WORK REQUIRED: For the material that follows, list every line containing the word "Furr".
+ + + + +
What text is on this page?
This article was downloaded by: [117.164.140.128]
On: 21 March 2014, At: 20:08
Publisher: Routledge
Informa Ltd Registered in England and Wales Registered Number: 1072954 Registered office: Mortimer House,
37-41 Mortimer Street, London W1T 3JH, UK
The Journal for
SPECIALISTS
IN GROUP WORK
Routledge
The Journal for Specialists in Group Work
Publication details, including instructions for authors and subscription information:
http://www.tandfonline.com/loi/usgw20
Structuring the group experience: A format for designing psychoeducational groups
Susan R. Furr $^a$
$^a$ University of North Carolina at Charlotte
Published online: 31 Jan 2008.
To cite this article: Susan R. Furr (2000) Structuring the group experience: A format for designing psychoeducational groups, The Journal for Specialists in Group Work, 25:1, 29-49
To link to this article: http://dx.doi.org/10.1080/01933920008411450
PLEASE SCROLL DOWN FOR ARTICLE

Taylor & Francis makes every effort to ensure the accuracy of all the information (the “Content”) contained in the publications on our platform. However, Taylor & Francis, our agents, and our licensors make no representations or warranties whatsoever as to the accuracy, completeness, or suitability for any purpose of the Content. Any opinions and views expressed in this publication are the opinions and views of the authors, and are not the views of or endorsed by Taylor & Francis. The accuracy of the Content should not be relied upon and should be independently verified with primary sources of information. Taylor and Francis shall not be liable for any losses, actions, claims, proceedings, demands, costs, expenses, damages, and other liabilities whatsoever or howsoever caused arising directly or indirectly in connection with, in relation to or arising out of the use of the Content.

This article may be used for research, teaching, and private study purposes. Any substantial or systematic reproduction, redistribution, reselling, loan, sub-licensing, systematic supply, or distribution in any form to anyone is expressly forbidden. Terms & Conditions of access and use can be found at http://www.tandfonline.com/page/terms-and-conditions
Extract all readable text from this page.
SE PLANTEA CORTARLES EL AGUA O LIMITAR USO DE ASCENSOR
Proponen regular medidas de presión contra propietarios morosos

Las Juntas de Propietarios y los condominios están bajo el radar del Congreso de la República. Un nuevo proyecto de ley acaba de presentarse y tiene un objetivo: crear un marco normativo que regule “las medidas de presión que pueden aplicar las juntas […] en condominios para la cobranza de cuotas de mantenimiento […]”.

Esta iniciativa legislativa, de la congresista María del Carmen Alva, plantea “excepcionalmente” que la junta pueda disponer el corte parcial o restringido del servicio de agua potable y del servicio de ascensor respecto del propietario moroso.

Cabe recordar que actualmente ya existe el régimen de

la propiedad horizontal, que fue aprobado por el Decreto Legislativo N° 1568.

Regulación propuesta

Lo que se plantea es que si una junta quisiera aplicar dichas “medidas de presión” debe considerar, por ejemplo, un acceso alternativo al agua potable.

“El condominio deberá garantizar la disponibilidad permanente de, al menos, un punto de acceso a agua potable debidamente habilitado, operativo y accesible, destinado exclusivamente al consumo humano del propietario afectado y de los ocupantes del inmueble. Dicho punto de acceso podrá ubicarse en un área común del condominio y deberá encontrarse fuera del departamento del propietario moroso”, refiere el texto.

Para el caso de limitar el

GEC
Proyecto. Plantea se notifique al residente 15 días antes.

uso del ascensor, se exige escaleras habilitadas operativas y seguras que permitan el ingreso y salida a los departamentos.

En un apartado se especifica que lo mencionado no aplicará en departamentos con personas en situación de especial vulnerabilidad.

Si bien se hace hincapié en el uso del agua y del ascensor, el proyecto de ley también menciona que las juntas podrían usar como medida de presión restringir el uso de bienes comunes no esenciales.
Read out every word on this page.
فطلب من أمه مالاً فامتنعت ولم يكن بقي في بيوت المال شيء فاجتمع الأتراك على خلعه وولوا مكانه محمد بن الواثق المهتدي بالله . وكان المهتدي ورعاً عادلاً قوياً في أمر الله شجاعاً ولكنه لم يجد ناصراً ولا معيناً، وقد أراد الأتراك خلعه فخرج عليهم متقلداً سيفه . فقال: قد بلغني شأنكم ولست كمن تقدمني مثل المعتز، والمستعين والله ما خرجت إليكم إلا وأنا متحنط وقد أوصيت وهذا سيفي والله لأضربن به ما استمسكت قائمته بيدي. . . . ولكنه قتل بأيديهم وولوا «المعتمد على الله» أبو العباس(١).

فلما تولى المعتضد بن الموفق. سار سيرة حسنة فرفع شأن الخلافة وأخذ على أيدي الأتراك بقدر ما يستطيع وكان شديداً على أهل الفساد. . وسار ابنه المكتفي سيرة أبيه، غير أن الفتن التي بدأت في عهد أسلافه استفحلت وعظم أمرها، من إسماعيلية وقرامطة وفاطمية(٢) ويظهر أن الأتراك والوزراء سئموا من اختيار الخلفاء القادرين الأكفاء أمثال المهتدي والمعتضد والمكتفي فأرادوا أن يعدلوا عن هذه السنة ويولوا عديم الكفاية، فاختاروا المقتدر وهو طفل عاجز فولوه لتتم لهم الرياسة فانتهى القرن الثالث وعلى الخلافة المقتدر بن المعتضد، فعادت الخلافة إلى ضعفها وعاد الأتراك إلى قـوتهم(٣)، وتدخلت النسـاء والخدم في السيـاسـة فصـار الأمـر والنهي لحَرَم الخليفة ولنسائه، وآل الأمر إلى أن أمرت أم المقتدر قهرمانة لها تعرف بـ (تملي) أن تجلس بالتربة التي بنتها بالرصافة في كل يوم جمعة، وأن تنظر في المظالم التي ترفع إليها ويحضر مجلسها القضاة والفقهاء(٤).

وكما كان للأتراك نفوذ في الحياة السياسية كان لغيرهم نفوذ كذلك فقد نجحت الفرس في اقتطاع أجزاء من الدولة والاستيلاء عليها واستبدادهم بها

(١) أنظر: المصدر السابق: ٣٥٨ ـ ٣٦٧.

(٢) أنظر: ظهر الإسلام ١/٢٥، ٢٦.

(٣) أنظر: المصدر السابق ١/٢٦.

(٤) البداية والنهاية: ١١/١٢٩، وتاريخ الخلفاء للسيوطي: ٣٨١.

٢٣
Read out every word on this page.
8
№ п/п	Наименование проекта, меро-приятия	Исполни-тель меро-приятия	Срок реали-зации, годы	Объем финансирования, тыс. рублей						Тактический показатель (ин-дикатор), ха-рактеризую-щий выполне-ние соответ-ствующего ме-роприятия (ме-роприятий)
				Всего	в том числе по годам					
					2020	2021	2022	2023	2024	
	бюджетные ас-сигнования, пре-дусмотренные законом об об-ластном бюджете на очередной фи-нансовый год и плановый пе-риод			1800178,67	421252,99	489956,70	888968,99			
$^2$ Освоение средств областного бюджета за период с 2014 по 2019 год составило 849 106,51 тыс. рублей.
+ + + + +
ANSWER FOR THE TASK:
Susan R. Furr $^a$
To cite this article: Susan R. Furr (2000) Structuring the group experience: A format for designing psychoeducational groups, The Journal for Specialists in Group Work, 25:1, 29-49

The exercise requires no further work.